**TEXTAUSZUG**.

Die Filmkunst war eine wesentlich leichtere Beute und insofern noch attraktiver, als es hier um große Geldsummen geht. Ein Land wie Ungarn mit zehn Millionen Einwohnern kann in Sachen Film nicht allein auf die Gesetze des Marktes setzen, der ungarische Film kam nie ohne staatliche Subventionen aus. Das Filmfördersystem, das Orbán 2010 vorfand, funktionierte gut: Der ungarische Film hatte einen spektakulären Aufschwung erlebt, junge Filmemacher ernteten internationale Erfolge und die Produktion war erstaunlich vielfältig. Grundlage der Filmförderung war das 2004 verabschiedete Filmgesetz, dem zufolge – ähnlich wie in einer Reihe von westlichen Staaten – ein Teil der Lottoeinnahmen für die Filmproduktion reserviert war. Über diese Gelder verfügte eine Stiftung öffentlichen Rechts, die Ungarische Öffentliche Filmstiftung (Magyar Mozgókép Közalapítvány), die von gewählten Vertretern aus 26 Organisationen der Filmbranche geleitet wurde.

**EXTRAHIERTE DATEN**.
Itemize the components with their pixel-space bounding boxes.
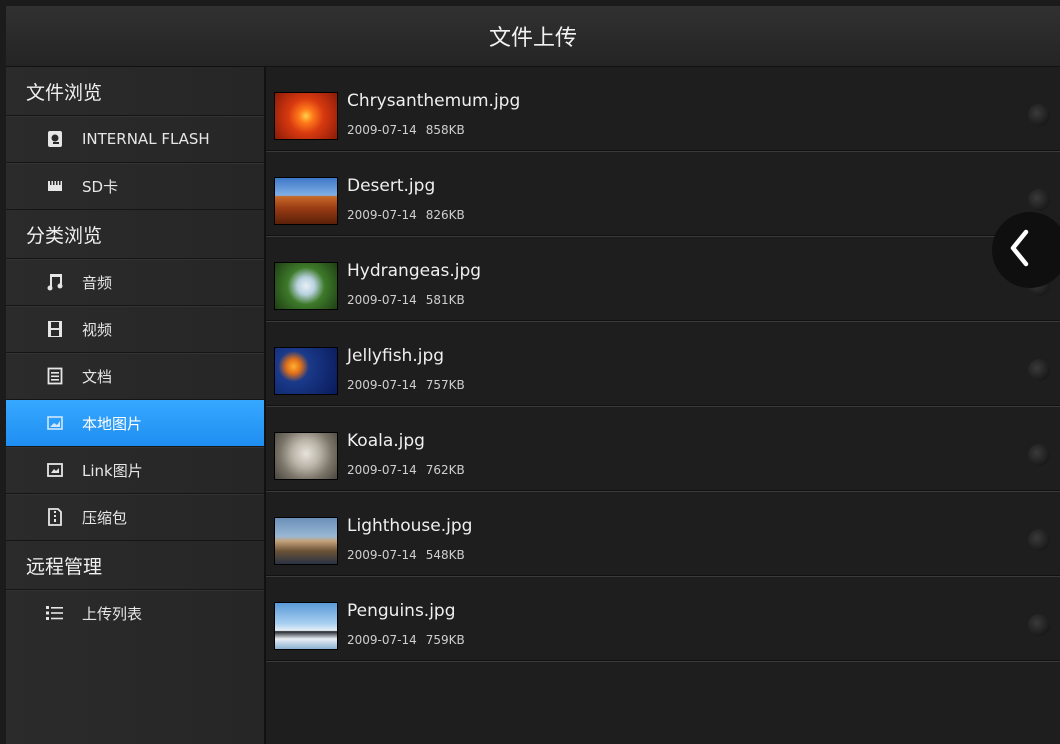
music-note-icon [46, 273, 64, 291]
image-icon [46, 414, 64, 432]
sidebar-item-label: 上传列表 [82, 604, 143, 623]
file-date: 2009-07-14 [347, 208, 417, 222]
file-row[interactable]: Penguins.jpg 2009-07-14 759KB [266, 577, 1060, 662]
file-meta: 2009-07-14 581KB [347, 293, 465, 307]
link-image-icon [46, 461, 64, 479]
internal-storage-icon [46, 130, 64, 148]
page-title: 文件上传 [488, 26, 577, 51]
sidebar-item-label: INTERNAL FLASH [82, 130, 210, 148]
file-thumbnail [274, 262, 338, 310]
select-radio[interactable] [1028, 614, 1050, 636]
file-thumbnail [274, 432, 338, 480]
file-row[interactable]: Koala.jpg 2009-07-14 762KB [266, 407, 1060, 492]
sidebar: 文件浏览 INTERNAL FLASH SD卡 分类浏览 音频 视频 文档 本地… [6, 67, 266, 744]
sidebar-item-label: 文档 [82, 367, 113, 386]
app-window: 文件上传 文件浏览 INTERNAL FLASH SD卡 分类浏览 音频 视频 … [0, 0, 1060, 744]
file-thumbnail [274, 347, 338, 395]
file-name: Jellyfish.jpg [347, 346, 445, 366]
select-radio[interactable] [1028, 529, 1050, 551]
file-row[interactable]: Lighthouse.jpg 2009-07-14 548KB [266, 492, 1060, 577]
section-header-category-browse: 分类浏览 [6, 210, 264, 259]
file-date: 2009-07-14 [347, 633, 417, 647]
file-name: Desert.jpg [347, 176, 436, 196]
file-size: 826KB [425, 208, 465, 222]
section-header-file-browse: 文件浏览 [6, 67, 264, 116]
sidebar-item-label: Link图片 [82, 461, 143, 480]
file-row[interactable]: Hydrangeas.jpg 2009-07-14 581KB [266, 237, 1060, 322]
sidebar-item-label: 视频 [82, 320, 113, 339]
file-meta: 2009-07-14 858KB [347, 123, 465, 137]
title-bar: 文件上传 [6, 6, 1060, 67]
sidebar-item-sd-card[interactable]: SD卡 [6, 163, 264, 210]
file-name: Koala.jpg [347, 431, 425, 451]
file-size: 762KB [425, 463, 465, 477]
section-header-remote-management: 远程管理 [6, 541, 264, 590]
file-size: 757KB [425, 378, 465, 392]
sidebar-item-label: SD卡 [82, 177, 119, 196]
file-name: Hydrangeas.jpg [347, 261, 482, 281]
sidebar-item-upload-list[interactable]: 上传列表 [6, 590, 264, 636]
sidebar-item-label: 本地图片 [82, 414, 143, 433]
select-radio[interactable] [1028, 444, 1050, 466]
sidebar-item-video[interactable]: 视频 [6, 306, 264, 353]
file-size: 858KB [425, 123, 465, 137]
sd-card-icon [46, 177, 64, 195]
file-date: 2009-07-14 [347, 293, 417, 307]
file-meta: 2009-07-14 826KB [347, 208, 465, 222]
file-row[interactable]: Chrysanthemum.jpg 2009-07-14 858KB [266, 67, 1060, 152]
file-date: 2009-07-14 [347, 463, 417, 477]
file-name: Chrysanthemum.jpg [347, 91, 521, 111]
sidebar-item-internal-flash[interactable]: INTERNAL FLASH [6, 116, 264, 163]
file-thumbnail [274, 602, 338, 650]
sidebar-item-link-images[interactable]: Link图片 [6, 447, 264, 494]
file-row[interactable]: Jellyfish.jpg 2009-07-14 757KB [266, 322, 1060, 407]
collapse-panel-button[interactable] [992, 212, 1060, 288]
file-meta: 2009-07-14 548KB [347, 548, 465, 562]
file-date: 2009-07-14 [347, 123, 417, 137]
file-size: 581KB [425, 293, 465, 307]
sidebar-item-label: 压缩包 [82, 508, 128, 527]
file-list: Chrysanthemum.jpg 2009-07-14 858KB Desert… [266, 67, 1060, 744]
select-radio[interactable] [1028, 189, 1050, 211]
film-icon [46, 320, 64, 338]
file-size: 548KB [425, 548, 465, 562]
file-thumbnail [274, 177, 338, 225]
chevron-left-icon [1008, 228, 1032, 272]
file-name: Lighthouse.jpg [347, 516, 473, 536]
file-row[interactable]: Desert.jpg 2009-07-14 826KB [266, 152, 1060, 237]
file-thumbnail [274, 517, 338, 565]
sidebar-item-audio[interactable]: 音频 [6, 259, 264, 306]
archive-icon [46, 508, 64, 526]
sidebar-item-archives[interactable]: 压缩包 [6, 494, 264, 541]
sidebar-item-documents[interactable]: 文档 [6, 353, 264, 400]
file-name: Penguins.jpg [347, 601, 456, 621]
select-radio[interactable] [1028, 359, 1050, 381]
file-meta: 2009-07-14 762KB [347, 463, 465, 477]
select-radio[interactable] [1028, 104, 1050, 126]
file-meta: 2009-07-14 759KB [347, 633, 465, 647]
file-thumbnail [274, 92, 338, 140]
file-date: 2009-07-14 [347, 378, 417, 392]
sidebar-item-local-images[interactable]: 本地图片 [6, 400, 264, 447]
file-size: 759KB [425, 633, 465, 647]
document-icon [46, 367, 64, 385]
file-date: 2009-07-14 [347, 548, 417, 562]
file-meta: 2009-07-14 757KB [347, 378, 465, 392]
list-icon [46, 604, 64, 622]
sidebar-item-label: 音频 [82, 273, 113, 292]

...

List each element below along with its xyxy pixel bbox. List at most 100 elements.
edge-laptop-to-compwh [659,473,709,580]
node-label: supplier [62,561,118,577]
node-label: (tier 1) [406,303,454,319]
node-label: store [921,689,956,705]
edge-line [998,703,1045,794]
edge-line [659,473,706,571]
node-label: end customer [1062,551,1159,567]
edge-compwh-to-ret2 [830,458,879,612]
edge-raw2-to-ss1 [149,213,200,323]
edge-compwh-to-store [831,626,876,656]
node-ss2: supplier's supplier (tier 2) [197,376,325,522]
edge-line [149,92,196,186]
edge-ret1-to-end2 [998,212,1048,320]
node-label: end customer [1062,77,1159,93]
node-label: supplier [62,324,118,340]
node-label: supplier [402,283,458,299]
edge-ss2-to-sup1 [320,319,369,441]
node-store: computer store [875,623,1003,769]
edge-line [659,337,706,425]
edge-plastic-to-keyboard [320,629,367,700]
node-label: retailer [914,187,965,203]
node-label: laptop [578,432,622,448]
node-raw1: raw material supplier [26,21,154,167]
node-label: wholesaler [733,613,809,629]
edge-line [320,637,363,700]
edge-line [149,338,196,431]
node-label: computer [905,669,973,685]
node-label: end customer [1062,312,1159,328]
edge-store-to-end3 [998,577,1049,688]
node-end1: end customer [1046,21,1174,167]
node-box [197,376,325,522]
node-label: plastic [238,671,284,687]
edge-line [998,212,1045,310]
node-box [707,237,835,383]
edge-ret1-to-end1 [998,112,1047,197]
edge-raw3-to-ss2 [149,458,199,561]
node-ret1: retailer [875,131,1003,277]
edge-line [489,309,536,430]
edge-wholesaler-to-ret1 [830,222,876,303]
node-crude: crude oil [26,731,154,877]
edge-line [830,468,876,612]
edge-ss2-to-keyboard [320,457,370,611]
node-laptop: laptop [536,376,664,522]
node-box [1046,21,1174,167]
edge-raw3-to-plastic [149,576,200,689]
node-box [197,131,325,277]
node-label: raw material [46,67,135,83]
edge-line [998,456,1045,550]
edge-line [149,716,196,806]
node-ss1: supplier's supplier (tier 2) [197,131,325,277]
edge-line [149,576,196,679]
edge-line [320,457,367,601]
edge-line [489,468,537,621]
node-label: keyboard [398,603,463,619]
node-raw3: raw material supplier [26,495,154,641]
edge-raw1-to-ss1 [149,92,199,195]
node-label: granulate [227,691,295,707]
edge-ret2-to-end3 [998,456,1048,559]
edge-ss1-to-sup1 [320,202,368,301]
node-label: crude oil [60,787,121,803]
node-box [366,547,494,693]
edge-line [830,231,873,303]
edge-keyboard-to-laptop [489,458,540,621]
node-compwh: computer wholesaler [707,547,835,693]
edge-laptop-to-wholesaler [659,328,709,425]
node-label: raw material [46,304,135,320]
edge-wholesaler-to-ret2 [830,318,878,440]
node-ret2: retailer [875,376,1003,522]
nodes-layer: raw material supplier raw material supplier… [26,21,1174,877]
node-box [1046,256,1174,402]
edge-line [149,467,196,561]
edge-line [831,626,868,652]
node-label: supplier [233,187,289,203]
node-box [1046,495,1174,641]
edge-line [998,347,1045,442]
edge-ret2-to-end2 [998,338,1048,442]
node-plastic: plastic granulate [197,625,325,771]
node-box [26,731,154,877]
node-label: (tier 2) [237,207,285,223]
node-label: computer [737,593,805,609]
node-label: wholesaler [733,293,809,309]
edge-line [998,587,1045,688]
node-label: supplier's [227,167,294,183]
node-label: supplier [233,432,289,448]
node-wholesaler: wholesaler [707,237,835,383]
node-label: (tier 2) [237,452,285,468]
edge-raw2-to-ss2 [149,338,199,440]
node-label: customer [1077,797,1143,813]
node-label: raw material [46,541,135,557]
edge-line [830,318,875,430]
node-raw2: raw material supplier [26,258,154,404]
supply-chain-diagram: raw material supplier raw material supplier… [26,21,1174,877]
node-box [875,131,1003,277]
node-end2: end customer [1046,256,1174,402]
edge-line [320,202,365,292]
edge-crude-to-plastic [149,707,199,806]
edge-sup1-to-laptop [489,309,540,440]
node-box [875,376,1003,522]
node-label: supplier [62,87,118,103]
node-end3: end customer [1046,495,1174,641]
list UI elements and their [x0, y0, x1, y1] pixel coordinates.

* * *

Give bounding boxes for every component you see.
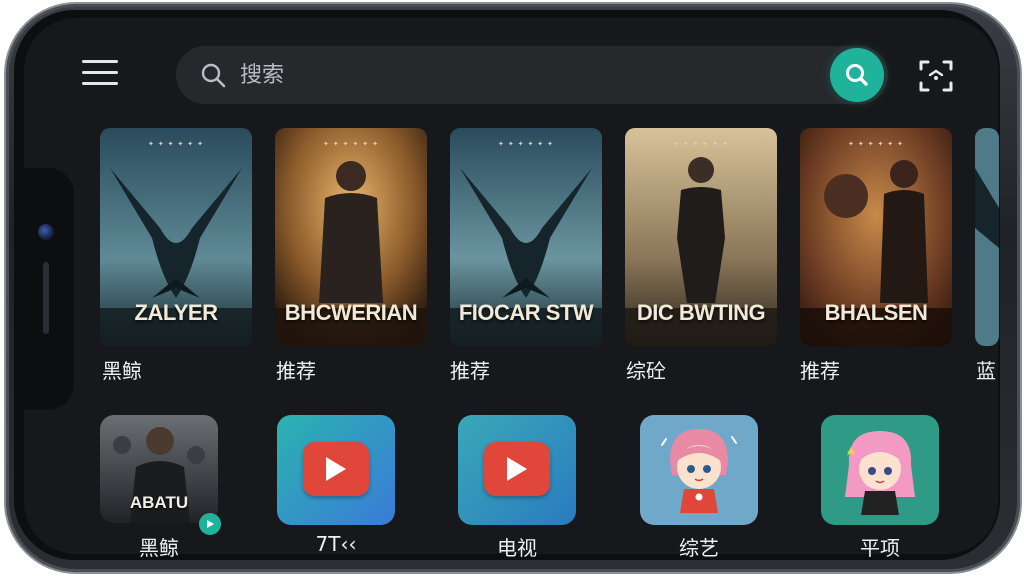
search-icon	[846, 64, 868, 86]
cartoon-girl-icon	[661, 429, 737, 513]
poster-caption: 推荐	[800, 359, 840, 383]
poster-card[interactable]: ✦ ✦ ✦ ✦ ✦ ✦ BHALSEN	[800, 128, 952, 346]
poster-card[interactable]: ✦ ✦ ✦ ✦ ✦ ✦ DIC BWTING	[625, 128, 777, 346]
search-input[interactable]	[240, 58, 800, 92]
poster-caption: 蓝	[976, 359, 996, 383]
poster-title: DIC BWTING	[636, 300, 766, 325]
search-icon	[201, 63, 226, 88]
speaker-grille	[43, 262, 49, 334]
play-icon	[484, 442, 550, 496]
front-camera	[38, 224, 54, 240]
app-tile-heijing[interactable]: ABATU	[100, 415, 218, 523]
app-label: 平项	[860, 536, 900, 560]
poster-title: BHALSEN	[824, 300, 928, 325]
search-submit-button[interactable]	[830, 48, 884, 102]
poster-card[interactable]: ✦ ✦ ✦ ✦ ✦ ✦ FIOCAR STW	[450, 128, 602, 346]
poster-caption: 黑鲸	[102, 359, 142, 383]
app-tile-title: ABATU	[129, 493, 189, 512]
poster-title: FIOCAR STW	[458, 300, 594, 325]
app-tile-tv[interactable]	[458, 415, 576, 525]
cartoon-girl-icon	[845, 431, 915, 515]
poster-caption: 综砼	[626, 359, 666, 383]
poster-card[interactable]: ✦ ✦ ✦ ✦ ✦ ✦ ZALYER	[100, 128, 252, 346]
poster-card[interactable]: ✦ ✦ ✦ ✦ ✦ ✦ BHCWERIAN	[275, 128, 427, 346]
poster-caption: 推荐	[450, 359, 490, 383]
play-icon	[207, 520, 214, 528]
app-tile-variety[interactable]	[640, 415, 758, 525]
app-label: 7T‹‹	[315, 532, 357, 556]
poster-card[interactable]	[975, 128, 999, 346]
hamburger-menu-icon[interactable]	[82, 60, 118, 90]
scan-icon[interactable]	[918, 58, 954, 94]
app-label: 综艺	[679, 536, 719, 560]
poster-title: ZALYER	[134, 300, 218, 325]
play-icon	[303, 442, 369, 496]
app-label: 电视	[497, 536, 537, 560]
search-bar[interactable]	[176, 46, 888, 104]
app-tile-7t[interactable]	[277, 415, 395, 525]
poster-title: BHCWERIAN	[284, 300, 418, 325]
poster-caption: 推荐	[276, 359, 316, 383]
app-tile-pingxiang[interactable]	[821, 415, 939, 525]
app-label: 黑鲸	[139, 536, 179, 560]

**DEINE AUFGABE**.
Von wem wurde laut dem Textauszug über den ungarischen Film die Ungarische Öffentliche Filmstiftung geleitet? Stütze dich allein auf den Textauszug.

**ERGEBNIS**.
Von gewählten Vertretern aus 26 Organisationen der Filmbranche.